### Passage to read

The City of Knoxville advertises free parking after 6 p.m. on weekdays in its four publicly-owned downtown garages—the Market Square, State Street, Main Street, and Locust Street Garages. This sounds nice. However, the actual experiences of several Metro Pulse employees do not jibe with a literal interpretation of the text, i.e. that parking becomes free at 6 p.m. Indeed, many of us often find ourselves having to wait until 7 p.m. before we can de-park without charge. This apparent inconsistency compelled us to ask for an explanation. For that, we called Republic Parking, a Chattanooga-based parking garage company that has a contract with the city to manage its downtown garages. What follows is the transcript of a phone conversation between myself and Jamichael McGoy, Republic’s general manager for its Knoxville interests.
MP: [On Hold.]
Very Cheery Voice Backed By Inspirational Acoustic Guitar-Piano Combo: We appreciate your patience while waiting! We assure you that assistance is just a moment away! Your call is very important to us, and we look forward to speaking with YOU! [Goes WAY up on “You”]
JM: This is Jamichael.
MP: Hi Jamichael. This is Charles Maldonado from the Metro Pulse. How are you doing today?
JM: Well, yourself?
MP: Good, good. We’re working on a, sort of, what we’re calling an “Insider’s Guide to Knoxville” and I’m doing a portion of it dealing with good deals on downtown parking. You’re the general manager of the local Republic office?
MP: Republic manages all three city-owned parking garages downtown, right?
JM: Well, four, yes.
MP: Four? I have Market Square, State Street, and Locust Street. Which one am I forgetting?
JM: Main Street Garage, Bank of America.
MP: Parking in city-owned garages is free after six and all day on weekends. That seems like a pretty good deal.
JM: That’s probably the best deal in the country.
MP: All right. Now let me ask you. That 6 p.m., is that Central Time?
JM: It’s, uh, Eastern Time.
MP: Okay, I ask because as somebody who works downtown, I regularly park at the State Street Garage, and sometimes I—
JM: Hold on, hold on. I think I know what you’re getting at. This is about them still charging at seven.
JM: Well, it’s free entry after six. If you come in after six it’s free, but you can’t come in at six o’clock in the morning, stay all day, and then leave after six. It’s not going to be free.
MP: Okay, well, it does say free parking after six. That would seem to imply that parking becomes free after six.
JM: It’s free parking if you enter the garages after six.
MP: Don’t you think that maybe should be included in the sign?
JM: That’s the way it’s been worded, but it’s free if you enter the garages after six.
MP: I understand that, but doesn’t that sign seem a tad misleading.
JM: Would you expect to pull into the garage at six o’clock in the morning and leave at 6:01 and park all day for free?
MP: I’m not really arguing the ethics of it.
JM: That’s just very dishonest.
MP: I know. I’m not really so much arguing the ethics of it as I am just talking about the wording on that sign. It seems like there should be a qualifier there that says, “If you park after six” or “People who park here all day will be charged until seven.”

### Recorded data
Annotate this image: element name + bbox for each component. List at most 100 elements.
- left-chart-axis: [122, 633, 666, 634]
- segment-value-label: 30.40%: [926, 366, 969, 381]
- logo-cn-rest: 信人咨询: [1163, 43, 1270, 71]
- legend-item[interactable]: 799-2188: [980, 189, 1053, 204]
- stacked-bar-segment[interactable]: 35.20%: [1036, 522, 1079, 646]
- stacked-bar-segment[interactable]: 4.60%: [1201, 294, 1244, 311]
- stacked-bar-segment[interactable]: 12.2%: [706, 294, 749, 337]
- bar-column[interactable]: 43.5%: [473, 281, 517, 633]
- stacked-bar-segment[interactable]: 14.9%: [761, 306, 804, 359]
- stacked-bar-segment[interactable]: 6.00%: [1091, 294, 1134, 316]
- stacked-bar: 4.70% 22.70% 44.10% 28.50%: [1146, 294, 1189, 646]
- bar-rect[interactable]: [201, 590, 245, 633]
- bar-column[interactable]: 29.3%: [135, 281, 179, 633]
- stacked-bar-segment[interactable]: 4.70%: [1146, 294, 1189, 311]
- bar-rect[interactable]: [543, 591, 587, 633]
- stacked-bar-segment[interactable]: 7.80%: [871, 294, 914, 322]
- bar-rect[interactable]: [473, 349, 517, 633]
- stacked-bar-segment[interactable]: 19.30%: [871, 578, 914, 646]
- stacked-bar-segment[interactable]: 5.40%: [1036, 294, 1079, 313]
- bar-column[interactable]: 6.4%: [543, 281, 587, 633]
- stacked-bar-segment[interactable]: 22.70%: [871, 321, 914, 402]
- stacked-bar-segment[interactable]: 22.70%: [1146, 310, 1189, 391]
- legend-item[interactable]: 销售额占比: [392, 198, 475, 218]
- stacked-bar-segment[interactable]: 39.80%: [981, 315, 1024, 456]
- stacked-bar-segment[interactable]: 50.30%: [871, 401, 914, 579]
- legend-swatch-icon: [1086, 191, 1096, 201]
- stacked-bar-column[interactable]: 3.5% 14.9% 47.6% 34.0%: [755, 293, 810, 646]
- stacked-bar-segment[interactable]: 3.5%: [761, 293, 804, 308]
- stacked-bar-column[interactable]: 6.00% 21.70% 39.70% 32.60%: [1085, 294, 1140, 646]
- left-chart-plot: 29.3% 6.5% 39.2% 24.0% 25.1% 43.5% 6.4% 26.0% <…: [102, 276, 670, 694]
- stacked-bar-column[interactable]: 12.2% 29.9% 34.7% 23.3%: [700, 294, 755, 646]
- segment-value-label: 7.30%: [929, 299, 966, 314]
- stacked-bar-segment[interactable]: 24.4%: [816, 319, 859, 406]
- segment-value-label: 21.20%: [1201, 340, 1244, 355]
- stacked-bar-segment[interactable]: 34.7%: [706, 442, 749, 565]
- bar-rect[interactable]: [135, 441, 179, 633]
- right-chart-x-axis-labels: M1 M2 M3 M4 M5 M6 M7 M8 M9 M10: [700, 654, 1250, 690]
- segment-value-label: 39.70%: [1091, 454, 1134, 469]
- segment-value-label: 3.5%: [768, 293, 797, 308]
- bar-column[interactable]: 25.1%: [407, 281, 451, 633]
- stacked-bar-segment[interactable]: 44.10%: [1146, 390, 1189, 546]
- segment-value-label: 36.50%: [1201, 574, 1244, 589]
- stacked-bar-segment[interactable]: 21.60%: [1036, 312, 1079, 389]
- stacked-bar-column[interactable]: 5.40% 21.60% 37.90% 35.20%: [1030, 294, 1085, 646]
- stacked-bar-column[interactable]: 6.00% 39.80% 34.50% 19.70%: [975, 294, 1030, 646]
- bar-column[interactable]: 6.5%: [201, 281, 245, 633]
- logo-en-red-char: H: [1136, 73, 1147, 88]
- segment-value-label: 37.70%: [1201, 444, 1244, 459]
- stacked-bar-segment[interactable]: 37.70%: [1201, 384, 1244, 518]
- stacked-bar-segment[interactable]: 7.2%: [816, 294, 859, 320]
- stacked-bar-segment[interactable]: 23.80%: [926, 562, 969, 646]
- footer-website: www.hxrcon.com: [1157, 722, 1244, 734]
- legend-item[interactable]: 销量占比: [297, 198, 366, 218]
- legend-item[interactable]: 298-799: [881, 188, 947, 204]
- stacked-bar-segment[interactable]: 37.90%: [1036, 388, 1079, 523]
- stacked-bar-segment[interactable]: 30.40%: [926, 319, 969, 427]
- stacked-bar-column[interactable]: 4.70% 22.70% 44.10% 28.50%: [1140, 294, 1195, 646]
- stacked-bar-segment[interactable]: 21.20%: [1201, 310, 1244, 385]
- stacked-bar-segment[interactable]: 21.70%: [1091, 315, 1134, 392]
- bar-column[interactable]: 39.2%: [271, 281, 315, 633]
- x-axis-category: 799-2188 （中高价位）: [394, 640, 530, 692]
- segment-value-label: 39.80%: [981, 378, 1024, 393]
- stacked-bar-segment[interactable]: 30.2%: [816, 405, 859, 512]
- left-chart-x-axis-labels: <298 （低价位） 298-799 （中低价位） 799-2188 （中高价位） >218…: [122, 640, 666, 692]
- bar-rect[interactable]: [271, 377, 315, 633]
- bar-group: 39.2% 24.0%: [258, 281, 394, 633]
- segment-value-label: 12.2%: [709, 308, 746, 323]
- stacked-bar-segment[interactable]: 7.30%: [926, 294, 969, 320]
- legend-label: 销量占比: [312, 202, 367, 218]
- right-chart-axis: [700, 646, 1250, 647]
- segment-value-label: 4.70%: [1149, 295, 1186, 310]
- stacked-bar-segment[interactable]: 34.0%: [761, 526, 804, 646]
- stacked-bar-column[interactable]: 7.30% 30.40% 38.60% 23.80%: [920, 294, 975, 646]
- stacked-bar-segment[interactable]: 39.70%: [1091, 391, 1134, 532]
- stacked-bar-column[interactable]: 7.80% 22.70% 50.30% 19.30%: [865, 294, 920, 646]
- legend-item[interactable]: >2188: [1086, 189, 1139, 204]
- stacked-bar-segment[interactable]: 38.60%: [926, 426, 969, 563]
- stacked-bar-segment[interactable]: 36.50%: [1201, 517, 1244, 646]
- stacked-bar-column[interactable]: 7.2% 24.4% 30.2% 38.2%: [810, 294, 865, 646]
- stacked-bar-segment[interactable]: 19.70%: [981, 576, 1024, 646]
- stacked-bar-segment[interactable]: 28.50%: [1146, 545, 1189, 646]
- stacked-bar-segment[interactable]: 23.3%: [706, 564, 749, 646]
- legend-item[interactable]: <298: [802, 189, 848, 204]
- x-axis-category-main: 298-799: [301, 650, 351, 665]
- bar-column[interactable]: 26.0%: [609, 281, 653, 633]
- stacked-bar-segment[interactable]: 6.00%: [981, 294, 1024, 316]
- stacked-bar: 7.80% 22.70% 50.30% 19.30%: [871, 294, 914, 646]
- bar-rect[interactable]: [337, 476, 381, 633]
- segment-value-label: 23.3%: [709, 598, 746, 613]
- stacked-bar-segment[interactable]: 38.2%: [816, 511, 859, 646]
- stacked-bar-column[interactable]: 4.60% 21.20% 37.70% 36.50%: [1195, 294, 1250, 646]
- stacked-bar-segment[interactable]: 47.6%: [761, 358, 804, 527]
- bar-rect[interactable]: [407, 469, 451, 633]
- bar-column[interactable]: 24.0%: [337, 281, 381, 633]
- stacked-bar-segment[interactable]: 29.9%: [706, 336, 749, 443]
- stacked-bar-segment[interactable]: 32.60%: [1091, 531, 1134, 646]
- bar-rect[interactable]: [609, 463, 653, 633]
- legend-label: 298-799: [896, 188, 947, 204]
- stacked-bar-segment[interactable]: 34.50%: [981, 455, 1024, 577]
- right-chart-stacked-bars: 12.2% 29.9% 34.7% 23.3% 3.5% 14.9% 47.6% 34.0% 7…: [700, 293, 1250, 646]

### Exercise requirements
Could you copy the downtown parking piece above word for word, from "MP: Good, good." to "local Republic office?"?

### Output for this task
MP: Good, good. We’re working on a, sort of, what we’re calling an “Insider’s Guide to Knoxville” and I’m doing a portion of it dealing with good deals on downtown parking. You’re the general manager of the local Republic office?